* _Problem requirements_
Find and copy each line of the records where the string "hnnnr" shows up.

* _Supplied information_
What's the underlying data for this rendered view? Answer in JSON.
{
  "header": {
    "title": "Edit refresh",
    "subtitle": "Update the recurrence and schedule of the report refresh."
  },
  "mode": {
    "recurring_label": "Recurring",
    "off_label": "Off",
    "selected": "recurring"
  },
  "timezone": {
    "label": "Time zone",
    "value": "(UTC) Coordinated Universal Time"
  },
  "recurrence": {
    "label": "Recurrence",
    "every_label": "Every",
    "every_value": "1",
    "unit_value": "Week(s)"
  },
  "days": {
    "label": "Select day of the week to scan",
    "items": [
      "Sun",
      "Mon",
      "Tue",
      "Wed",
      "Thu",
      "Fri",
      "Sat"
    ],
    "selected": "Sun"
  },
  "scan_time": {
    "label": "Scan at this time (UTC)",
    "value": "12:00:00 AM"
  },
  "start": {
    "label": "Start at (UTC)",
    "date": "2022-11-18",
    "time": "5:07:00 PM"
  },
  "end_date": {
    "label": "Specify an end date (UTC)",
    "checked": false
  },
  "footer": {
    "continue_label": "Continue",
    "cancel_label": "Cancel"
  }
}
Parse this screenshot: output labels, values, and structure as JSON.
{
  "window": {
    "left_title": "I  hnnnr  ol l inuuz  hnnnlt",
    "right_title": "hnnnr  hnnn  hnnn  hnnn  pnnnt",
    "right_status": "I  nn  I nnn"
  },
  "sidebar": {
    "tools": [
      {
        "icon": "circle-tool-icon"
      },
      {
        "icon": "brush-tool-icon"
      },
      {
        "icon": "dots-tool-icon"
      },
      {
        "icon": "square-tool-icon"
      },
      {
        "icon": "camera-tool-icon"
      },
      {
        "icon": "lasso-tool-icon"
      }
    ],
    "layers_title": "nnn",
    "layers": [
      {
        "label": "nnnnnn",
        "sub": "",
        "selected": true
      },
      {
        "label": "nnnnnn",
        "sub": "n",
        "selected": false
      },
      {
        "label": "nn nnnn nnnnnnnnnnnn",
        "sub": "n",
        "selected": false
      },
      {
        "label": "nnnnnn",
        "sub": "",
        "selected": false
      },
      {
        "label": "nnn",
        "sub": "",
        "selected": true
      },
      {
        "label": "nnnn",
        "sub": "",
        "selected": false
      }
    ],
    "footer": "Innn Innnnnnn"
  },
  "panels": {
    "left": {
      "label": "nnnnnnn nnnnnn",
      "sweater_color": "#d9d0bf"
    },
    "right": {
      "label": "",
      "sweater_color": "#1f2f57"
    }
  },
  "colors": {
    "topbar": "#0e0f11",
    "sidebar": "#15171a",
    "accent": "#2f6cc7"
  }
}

* _Task result_
    "left_title": "I  hnnnr  ol l inuuz  hnnnlt",
    "right_title": "hnnnr  hnnn  hnnn  hnnn  pnnnt",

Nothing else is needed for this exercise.